[Exercise task]: Copy each line below in which the string "установленном" occurs.

··········

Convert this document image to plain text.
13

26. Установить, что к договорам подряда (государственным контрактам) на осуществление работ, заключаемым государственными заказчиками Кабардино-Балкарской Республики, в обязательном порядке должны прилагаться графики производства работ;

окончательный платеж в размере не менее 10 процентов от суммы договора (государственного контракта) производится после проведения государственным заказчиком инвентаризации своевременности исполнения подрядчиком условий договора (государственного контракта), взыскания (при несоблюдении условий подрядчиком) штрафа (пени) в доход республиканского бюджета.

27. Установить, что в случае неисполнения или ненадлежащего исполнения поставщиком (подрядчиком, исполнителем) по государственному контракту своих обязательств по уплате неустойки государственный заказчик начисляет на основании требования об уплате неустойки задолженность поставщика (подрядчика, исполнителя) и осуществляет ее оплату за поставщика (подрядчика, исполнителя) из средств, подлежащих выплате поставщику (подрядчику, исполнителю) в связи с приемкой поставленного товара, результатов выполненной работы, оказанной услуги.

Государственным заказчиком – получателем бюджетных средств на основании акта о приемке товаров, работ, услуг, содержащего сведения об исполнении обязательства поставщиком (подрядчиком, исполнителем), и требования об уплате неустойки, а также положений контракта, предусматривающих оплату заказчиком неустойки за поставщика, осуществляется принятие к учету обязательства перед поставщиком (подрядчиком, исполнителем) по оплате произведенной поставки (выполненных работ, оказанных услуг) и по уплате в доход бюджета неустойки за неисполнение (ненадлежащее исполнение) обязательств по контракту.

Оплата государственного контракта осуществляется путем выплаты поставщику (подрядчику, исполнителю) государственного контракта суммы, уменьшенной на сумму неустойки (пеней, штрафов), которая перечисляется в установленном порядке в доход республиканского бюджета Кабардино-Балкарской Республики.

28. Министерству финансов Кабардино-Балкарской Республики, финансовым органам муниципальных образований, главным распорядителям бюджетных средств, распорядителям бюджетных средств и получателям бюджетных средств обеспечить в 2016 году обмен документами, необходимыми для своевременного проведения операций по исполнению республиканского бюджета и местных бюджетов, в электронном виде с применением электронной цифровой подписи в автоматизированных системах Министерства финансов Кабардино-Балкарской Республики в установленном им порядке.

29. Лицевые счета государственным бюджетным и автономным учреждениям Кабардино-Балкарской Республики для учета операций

··········

[Exercise output]:
Оплата государственного контракта осуществляется путем выплаты поставщику (подрядчику, исполнителю) государственного контракта суммы, уменьшенной на сумму неустойки (пеней, штрафов), которая перечисляется в установленном порядке в доход республиканского бюджета Кабардино-Балкарской Республики.
28. Министерству финансов Кабардино-Балкарской Республики, финансовым органам муниципальных образований, главным распорядителям бюджетных средств, распорядителям бюджетных средств и получателям бюджетных средств обеспечить в 2016 году обмен документами, необходимыми для своевременного проведения операций по исполнению республиканского бюджета и местных бюджетов, в электронном виде с применением электронной цифровой подписи в автоматизированных системах Министерства финансов Кабардино-Балкарской Республики в установленном им порядке.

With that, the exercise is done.